# Records to use start
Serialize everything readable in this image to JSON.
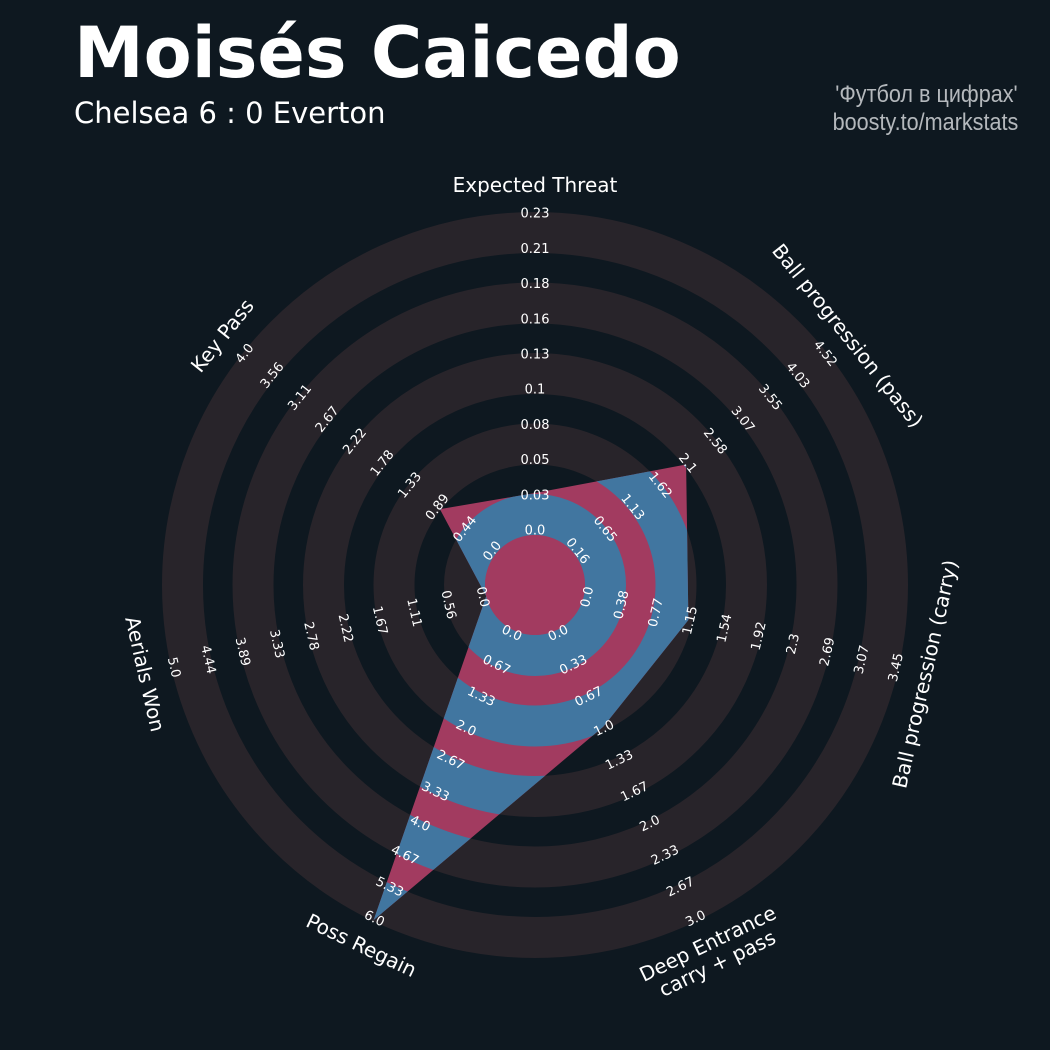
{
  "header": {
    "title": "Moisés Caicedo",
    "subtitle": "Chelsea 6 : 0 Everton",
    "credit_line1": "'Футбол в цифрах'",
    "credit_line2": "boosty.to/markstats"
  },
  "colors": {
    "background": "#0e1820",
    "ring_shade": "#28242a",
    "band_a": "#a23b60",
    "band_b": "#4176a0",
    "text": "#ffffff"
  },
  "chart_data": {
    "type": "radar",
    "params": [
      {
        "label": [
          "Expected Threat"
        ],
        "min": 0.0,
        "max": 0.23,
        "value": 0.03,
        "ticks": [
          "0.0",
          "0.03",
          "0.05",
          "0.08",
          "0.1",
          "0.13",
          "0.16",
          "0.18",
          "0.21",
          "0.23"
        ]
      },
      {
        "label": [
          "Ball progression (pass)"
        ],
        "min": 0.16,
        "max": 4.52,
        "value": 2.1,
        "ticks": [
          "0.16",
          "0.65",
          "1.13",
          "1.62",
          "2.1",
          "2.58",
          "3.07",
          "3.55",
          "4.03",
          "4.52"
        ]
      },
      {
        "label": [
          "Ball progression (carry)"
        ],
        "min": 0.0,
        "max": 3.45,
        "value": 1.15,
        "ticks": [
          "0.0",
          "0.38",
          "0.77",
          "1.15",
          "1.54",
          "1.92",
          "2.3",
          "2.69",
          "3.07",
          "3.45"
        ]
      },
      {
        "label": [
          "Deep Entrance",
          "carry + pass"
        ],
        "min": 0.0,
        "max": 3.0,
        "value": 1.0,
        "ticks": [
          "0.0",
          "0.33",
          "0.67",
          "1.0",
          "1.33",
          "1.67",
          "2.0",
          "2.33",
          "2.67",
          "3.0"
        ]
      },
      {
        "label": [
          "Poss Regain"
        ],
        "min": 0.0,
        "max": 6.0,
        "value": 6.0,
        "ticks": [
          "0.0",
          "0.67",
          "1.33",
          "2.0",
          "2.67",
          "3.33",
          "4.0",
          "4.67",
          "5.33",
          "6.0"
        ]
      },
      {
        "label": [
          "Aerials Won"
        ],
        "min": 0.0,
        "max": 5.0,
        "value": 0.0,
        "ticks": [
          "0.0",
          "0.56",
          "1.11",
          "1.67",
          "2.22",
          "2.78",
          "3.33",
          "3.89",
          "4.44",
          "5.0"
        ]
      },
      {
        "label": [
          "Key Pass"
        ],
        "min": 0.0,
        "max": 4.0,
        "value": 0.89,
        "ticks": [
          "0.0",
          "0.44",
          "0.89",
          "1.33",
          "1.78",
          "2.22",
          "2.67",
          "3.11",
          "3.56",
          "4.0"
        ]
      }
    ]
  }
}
# Records to use end
**Task prompt**. Where a line of the records above holds the word "Ball", copy that line.

**Complete answer**.
          "Ball progression (pass)"
          "Ball progression (carry)"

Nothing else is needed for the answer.